▶ [Written request 1]: Turn the listing, from its first line up to and including the line with "- laptop-icon: [1668, 255, 1698, 278]", into a JSON list of strings, one string per line, leaving out blank lines.

Monday, September 5, 2016

IHS Maritime: The rise and fall of South Korean shipbuilding

JAKARTA - Asian shipbuilding is in crisis. This should worry all of us because Asian yards build more than 90% of the world’s ships. Japan became top nation in the 1970s, South Korean took the crown in the 1980s and 1990s, and the years since 2000 have seen China’s rise to prominence in the number of shipyards and across many sectors of the industry. So successful have these nations become that they now drive the construction industries in Vietnam and the Philippines.

But size is no guarantee of robustness. Japanese yards reflect the national demographic: an ageing workforce and a shortage of young apprentices mean that within five years Japanese builders will need to refocus. The problem for China is not its workforce but debt. The pursuit of market share without attention to the need for profitability has left yards deeply indebted at a time when newbuilding orders have dried up.

▶ [Written request 2]:
Answer these questions from the shipbuilding article:
(a) What share of the world's ships do Asian yards build?
(b) In which decade did Japan become the top shipbuilding nation?
(c) According to the article, what is China's problem, if not its workforce?

▶ [Dataset extract]:
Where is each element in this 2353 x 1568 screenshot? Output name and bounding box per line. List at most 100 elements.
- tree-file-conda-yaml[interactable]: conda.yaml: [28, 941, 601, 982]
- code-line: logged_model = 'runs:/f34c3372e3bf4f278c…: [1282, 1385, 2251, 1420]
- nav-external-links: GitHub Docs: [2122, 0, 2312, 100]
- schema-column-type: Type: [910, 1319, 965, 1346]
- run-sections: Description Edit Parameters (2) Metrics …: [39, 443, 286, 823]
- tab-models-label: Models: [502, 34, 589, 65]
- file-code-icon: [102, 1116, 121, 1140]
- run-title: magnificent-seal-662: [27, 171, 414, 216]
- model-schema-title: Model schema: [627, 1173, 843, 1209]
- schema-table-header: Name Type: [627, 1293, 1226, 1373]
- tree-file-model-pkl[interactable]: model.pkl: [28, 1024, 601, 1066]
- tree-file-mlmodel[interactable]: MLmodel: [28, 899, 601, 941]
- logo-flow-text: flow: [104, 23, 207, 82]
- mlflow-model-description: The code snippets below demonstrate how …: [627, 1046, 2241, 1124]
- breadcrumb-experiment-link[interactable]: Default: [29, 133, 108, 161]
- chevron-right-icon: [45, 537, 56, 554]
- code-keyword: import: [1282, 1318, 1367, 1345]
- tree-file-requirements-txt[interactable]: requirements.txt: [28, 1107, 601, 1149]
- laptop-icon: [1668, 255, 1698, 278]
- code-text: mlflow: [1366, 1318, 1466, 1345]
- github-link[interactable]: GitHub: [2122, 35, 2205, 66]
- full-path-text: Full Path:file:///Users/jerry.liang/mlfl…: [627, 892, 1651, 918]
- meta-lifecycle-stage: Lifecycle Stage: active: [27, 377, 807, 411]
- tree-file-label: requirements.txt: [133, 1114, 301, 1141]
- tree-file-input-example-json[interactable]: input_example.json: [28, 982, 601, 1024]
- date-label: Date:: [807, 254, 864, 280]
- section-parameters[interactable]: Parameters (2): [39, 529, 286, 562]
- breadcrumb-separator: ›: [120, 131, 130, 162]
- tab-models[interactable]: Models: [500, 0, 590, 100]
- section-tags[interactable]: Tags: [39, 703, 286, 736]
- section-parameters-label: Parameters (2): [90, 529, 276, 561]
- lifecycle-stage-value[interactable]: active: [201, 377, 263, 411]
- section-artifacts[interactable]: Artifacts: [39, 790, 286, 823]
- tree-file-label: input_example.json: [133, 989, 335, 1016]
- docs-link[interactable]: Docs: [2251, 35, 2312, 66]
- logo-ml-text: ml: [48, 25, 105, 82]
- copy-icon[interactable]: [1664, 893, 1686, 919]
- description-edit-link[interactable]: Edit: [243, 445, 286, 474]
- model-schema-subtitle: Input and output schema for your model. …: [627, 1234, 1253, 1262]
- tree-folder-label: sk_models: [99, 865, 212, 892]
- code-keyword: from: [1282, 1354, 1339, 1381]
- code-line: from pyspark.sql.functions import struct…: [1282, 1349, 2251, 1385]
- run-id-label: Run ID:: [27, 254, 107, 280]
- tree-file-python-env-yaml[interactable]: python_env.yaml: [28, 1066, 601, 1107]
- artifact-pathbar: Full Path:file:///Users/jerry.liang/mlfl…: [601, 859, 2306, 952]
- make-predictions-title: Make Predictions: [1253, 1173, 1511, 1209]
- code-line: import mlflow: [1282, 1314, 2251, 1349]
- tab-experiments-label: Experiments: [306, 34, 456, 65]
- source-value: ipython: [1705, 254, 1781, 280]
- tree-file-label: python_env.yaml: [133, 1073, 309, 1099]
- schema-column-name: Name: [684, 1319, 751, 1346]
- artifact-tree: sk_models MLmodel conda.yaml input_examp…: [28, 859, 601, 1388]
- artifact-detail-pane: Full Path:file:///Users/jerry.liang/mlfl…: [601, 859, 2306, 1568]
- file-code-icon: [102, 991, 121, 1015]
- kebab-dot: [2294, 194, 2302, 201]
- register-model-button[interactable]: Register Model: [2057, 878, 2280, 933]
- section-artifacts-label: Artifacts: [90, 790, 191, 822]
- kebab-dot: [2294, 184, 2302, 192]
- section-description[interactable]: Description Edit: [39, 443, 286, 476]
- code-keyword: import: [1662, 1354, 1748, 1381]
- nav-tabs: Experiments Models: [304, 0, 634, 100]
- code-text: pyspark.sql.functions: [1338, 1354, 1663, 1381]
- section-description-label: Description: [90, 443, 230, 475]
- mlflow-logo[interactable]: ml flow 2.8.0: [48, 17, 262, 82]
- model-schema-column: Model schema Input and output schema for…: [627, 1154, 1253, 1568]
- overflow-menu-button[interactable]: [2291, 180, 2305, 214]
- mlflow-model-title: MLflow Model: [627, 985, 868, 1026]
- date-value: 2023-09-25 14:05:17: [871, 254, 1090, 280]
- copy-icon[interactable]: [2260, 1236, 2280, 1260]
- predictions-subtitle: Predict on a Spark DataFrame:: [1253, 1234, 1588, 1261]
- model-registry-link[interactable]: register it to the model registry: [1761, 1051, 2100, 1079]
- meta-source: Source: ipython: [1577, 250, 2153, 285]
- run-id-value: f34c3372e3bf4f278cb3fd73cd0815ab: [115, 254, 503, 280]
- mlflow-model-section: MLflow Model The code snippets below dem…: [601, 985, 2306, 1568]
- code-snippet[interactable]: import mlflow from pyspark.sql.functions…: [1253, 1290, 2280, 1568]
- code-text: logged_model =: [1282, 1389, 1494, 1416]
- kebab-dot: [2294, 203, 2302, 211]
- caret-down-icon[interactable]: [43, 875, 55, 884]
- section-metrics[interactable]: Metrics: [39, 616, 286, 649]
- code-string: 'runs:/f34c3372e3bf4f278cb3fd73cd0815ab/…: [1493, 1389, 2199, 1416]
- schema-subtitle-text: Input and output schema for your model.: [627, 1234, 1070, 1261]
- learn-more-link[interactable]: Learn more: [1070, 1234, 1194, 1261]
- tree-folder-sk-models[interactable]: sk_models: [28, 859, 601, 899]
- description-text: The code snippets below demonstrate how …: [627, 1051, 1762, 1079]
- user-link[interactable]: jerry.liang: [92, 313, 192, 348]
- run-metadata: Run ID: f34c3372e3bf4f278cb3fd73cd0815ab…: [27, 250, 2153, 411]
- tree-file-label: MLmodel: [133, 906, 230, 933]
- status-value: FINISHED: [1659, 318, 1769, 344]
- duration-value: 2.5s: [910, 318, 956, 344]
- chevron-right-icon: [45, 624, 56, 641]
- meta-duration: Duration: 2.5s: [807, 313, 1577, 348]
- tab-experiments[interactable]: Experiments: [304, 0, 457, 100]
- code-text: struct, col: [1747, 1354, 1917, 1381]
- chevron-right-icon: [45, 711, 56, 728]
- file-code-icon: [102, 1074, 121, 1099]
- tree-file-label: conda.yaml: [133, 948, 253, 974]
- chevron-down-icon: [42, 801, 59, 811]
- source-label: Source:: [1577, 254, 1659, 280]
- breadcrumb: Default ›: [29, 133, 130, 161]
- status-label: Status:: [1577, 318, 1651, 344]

▶ [Full answer 1]:
[
  "Where is each element in this 2353 x 1568 screenshot? Output name and bounding box per line. List at most 100 elements.",
  "- tree-file-conda-yaml[interactable]: conda.yaml: [28, 941, 601, 982]",
  "- code-line: logged_model = 'runs:/f34c3372e3bf4f278c…: [1282, 1385, 2251, 1420]",
  "- nav-external-links: GitHub Docs: [2122, 0, 2312, 100]",
  "- schema-column-type: Type: [910, 1319, 965, 1346]",
  "- run-sections: Description Edit Parameters (2) Metrics …: [39, 443, 286, 823]",
  "- tab-models-label: Models: [502, 34, 589, 65]",
  "- file-code-icon: [102, 1116, 121, 1140]",
  "- run-title: magnificent-seal-662: [27, 171, 414, 216]",
  "- model-schema-title: Model schema: [627, 1173, 843, 1209]",
  "- schema-table-header: Name Type: [627, 1293, 1226, 1373]",
  "- tree-file-model-pkl[interactable]: model.pkl: [28, 1024, 601, 1066]",
  "- tree-file-mlmodel[interactable]: MLmodel: [28, 899, 601, 941]",
  "- logo-flow-text: flow: [104, 23, 207, 82]",
  "- mlflow-model-description: The code snippets below demonstrate how …: [627, 1046, 2241, 1124]",
  "- breadcrumb-experiment-link[interactable]: Default: [29, 133, 108, 161]",
  "- chevron-right-icon: [45, 537, 56, 554]",
  "- code-keyword: import: [1282, 1318, 1367, 1345]",
  "- tree-file-requirements-txt[interactable]: requirements.txt: [28, 1107, 601, 1149]",
  "- laptop-icon: [1668, 255, 1698, 278]"
]

▶ [Full answer 2]:
(a) More than 90%.
(b) The 1970s.
(c) Debt.